* start *

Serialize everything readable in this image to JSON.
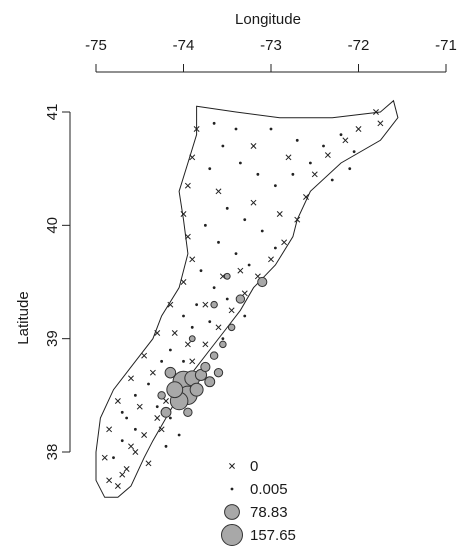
{
  "chart_data": {
    "type": "scatter",
    "x_axis": {
      "label": "Longitude",
      "position": "top",
      "range": [
        -75,
        -71
      ],
      "ticks": [
        -75,
        -74,
        -73,
        -72,
        -71
      ],
      "tick_labels": [
        "-75",
        "-74",
        "-73",
        "-72",
        "-71"
      ]
    },
    "y_axis": {
      "label": "Latitude",
      "position": "left",
      "range": [
        38,
        41
      ],
      "ticks": [
        38,
        39,
        40,
        41
      ],
      "tick_labels": [
        "38",
        "39",
        "40",
        "41"
      ]
    },
    "grid": false,
    "legend": {
      "placement": "bottom-center",
      "entries": [
        {
          "label": "0",
          "marker": "cross",
          "value": 0
        },
        {
          "label": "0.005",
          "marker": "dot",
          "value": 0.005
        },
        {
          "label": "78.83",
          "marker": "circle",
          "value": 78.83
        },
        {
          "label": "157.65",
          "marker": "circle",
          "value": 157.65
        }
      ]
    },
    "region_outline": [
      [
        -73.85,
        41.05
      ],
      [
        -73.4,
        41.0
      ],
      [
        -72.9,
        40.95
      ],
      [
        -72.3,
        40.95
      ],
      [
        -71.75,
        41.0
      ],
      [
        -71.6,
        41.1
      ],
      [
        -71.55,
        40.95
      ],
      [
        -71.75,
        40.75
      ],
      [
        -72.2,
        40.55
      ],
      [
        -72.55,
        40.3
      ],
      [
        -72.7,
        40.05
      ],
      [
        -72.75,
        39.9
      ],
      [
        -72.95,
        39.65
      ],
      [
        -73.2,
        39.45
      ],
      [
        -73.35,
        39.25
      ],
      [
        -73.55,
        39.05
      ],
      [
        -73.7,
        38.9
      ],
      [
        -73.9,
        38.7
      ],
      [
        -74.05,
        38.5
      ],
      [
        -74.2,
        38.3
      ],
      [
        -74.35,
        38.1
      ],
      [
        -74.45,
        37.95
      ],
      [
        -74.6,
        37.7
      ],
      [
        -74.75,
        37.6
      ],
      [
        -74.9,
        37.6
      ],
      [
        -75.0,
        37.75
      ],
      [
        -75.0,
        38.0
      ],
      [
        -74.95,
        38.3
      ],
      [
        -74.8,
        38.55
      ],
      [
        -74.55,
        38.8
      ],
      [
        -74.35,
        39.0
      ],
      [
        -74.25,
        39.2
      ],
      [
        -74.05,
        39.45
      ],
      [
        -73.95,
        39.75
      ],
      [
        -74.0,
        40.05
      ],
      [
        -74.05,
        40.3
      ],
      [
        -73.95,
        40.55
      ],
      [
        -73.85,
        40.8
      ],
      [
        -73.85,
        41.05
      ]
    ],
    "points_zero": [
      [
        -71.8,
        41.0
      ],
      [
        -71.75,
        40.9
      ],
      [
        -72.0,
        40.85
      ],
      [
        -72.15,
        40.75
      ],
      [
        -72.35,
        40.62
      ],
      [
        -72.5,
        40.45
      ],
      [
        -72.6,
        40.25
      ],
      [
        -72.7,
        40.05
      ],
      [
        -72.85,
        39.85
      ],
      [
        -73.0,
        39.7
      ],
      [
        -73.15,
        39.55
      ],
      [
        -73.3,
        39.4
      ],
      [
        -73.45,
        39.25
      ],
      [
        -73.6,
        39.1
      ],
      [
        -73.75,
        38.95
      ],
      [
        -73.9,
        38.8
      ],
      [
        -74.05,
        38.62
      ],
      [
        -74.2,
        38.45
      ],
      [
        -74.3,
        38.3
      ],
      [
        -74.45,
        38.15
      ],
      [
        -74.55,
        38.0
      ],
      [
        -74.65,
        37.85
      ],
      [
        -74.75,
        37.7
      ],
      [
        -74.85,
        37.75
      ],
      [
        -74.9,
        37.95
      ],
      [
        -74.85,
        38.2
      ],
      [
        -74.75,
        38.45
      ],
      [
        -74.6,
        38.65
      ],
      [
        -74.45,
        38.85
      ],
      [
        -74.3,
        39.05
      ],
      [
        -74.15,
        39.3
      ],
      [
        -74.0,
        39.5
      ],
      [
        -73.9,
        39.7
      ],
      [
        -73.95,
        39.9
      ],
      [
        -74.0,
        40.1
      ],
      [
        -73.95,
        40.35
      ],
      [
        -73.9,
        40.6
      ],
      [
        -73.85,
        40.85
      ],
      [
        -73.2,
        40.7
      ],
      [
        -72.8,
        40.6
      ],
      [
        -73.6,
        40.3
      ],
      [
        -73.2,
        40.2
      ],
      [
        -72.9,
        40.1
      ],
      [
        -73.55,
        39.55
      ],
      [
        -73.35,
        39.6
      ],
      [
        -73.75,
        39.3
      ],
      [
        -74.1,
        39.05
      ],
      [
        -73.95,
        38.95
      ],
      [
        -74.35,
        38.7
      ],
      [
        -74.1,
        38.5
      ],
      [
        -74.5,
        38.4
      ],
      [
        -74.25,
        38.2
      ],
      [
        -74.6,
        38.05
      ],
      [
        -74.4,
        37.9
      ],
      [
        -74.7,
        37.8
      ]
    ],
    "points_small": [
      [
        -72.2,
        40.8
      ],
      [
        -72.05,
        40.65
      ],
      [
        -72.4,
        40.7
      ],
      [
        -72.55,
        40.55
      ],
      [
        -72.75,
        40.45
      ],
      [
        -72.95,
        40.35
      ],
      [
        -73.15,
        40.45
      ],
      [
        -73.35,
        40.55
      ],
      [
        -73.55,
        40.7
      ],
      [
        -73.7,
        40.5
      ],
      [
        -73.5,
        40.15
      ],
      [
        -73.3,
        40.05
      ],
      [
        -73.1,
        39.95
      ],
      [
        -72.95,
        39.8
      ],
      [
        -73.75,
        40.0
      ],
      [
        -73.6,
        39.85
      ],
      [
        -73.4,
        39.75
      ],
      [
        -73.25,
        39.65
      ],
      [
        -73.8,
        39.6
      ],
      [
        -73.65,
        39.45
      ],
      [
        -73.5,
        39.35
      ],
      [
        -73.3,
        39.2
      ],
      [
        -73.85,
        39.3
      ],
      [
        -73.7,
        39.15
      ],
      [
        -73.55,
        39.0
      ],
      [
        -74.0,
        39.2
      ],
      [
        -73.9,
        39.1
      ],
      [
        -74.15,
        38.9
      ],
      [
        -74.0,
        38.8
      ],
      [
        -73.85,
        38.7
      ],
      [
        -74.25,
        38.8
      ],
      [
        -74.4,
        38.6
      ],
      [
        -74.55,
        38.5
      ],
      [
        -74.3,
        38.4
      ],
      [
        -74.15,
        38.3
      ],
      [
        -74.65,
        38.3
      ],
      [
        -74.55,
        38.2
      ],
      [
        -74.7,
        38.1
      ],
      [
        -74.8,
        37.95
      ],
      [
        -74.7,
        38.35
      ],
      [
        -74.2,
        38.05
      ],
      [
        -74.05,
        38.15
      ],
      [
        -73.0,
        40.85
      ],
      [
        -72.7,
        40.75
      ],
      [
        -73.4,
        40.85
      ],
      [
        -73.65,
        40.9
      ],
      [
        -72.3,
        40.4
      ],
      [
        -72.1,
        40.5
      ]
    ],
    "points_sized": [
      {
        "lon": -74.0,
        "lat": 38.62,
        "value": 157.65
      },
      {
        "lon": -73.95,
        "lat": 38.5,
        "value": 120.0
      },
      {
        "lon": -74.05,
        "lat": 38.45,
        "value": 110.0
      },
      {
        "lon": -73.9,
        "lat": 38.65,
        "value": 78.83
      },
      {
        "lon": -74.1,
        "lat": 38.55,
        "value": 90.0
      },
      {
        "lon": -73.85,
        "lat": 38.55,
        "value": 60.0
      },
      {
        "lon": -73.8,
        "lat": 38.68,
        "value": 45.0
      },
      {
        "lon": -73.7,
        "lat": 38.62,
        "value": 35.0
      },
      {
        "lon": -74.15,
        "lat": 38.7,
        "value": 40.0
      },
      {
        "lon": -73.75,
        "lat": 38.75,
        "value": 30.0
      },
      {
        "lon": -73.6,
        "lat": 38.7,
        "value": 25.0
      },
      {
        "lon": -73.65,
        "lat": 38.85,
        "value": 20.0
      },
      {
        "lon": -73.55,
        "lat": 38.95,
        "value": 15.0
      },
      {
        "lon": -73.45,
        "lat": 39.1,
        "value": 15.0
      },
      {
        "lon": -73.35,
        "lat": 39.35,
        "value": 25.0
      },
      {
        "lon": -73.1,
        "lat": 39.5,
        "value": 30.0
      },
      {
        "lon": -74.2,
        "lat": 38.35,
        "value": 35.0
      },
      {
        "lon": -74.25,
        "lat": 38.5,
        "value": 20.0
      },
      {
        "lon": -73.95,
        "lat": 38.35,
        "value": 25.0
      },
      {
        "lon": -73.65,
        "lat": 39.3,
        "value": 15.0
      },
      {
        "lon": -73.9,
        "lat": 39.0,
        "value": 12.0
      },
      {
        "lon": -73.5,
        "lat": 39.55,
        "value": 12.0
      }
    ]
  }
}
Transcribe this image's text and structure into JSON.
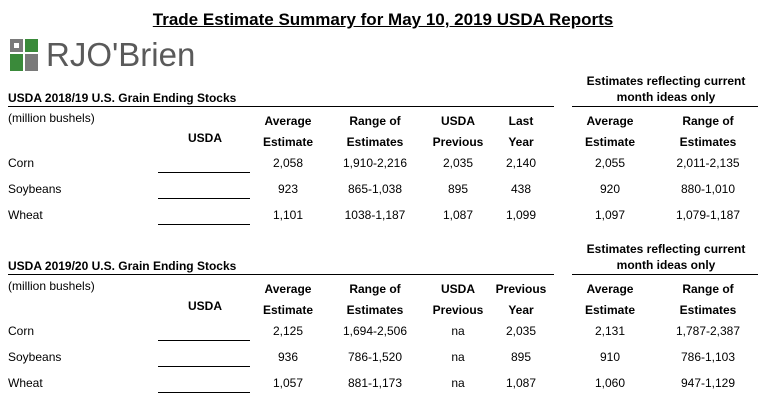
{
  "title": "Trade Estimate Summary for May 10, 2019 USDA Reports",
  "logo": {
    "text": "RJO'Brien",
    "colors": {
      "green": "#3a8a3a",
      "gray": "#7a7a7a",
      "text": "#5a5a5a"
    }
  },
  "sections": [
    {
      "title": "USDA 2018/19 U.S. Grain Ending Stocks",
      "unit": "(million bushels)",
      "estimates_note": [
        "Estimates reflecting current",
        "month ideas only"
      ],
      "headers": {
        "usda": "USDA",
        "avg": [
          "Average",
          "Estimate"
        ],
        "range": [
          "Range of",
          "Estimates"
        ],
        "prev": [
          "USDA",
          "Previous"
        ],
        "last": [
          "Last",
          "Year"
        ],
        "cur_avg": [
          "Average",
          "Estimate"
        ],
        "cur_range": [
          "Range of",
          "Estimates"
        ]
      },
      "rows": [
        {
          "label": "Corn",
          "avg": "2,058",
          "range": "1,910-2,216",
          "prev": "2,035",
          "last": "2,140",
          "cur_avg": "2,055",
          "cur_range": "2,011-2,135"
        },
        {
          "label": "Soybeans",
          "avg": "923",
          "range": "865-1,038",
          "prev": "895",
          "last": "438",
          "cur_avg": "920",
          "cur_range": "880-1,010"
        },
        {
          "label": "Wheat",
          "avg": "1,101",
          "range": "1038-1,187",
          "prev": "1,087",
          "last": "1,099",
          "cur_avg": "1,097",
          "cur_range": "1,079-1,187"
        }
      ]
    },
    {
      "title": "USDA 2019/20 U.S. Grain Ending Stocks",
      "unit": "(million bushels)",
      "estimates_note": [
        "Estimates reflecting current",
        "month ideas only"
      ],
      "headers": {
        "usda": "USDA",
        "avg": [
          "Average",
          "Estimate"
        ],
        "range": [
          "Range of",
          "Estimates"
        ],
        "prev": [
          "USDA",
          "Previous"
        ],
        "last": [
          "Previous",
          "Year"
        ],
        "cur_avg": [
          "Average",
          "Estimate"
        ],
        "cur_range": [
          "Range of",
          "Estimates"
        ]
      },
      "rows": [
        {
          "label": "Corn",
          "avg": "2,125",
          "range": "1,694-2,506",
          "prev": "na",
          "last": "2,035",
          "cur_avg": "2,131",
          "cur_range": "1,787-2,387"
        },
        {
          "label": "Soybeans",
          "avg": "936",
          "range": "786-1,520",
          "prev": "na",
          "last": "895",
          "cur_avg": "910",
          "cur_range": "786-1,103"
        },
        {
          "label": "Wheat",
          "avg": "1,057",
          "range": "881-1,173",
          "prev": "na",
          "last": "1,087",
          "cur_avg": "1,060",
          "cur_range": "947-1,129"
        }
      ]
    }
  ]
}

* end *

Pick out all lines containing the string "Grain".

Result for this task |
      "title": "USDA 2018/19 U.S. Grain Ending Stocks",
      "title": "USDA 2019/20 U.S. Grain Ending Stocks",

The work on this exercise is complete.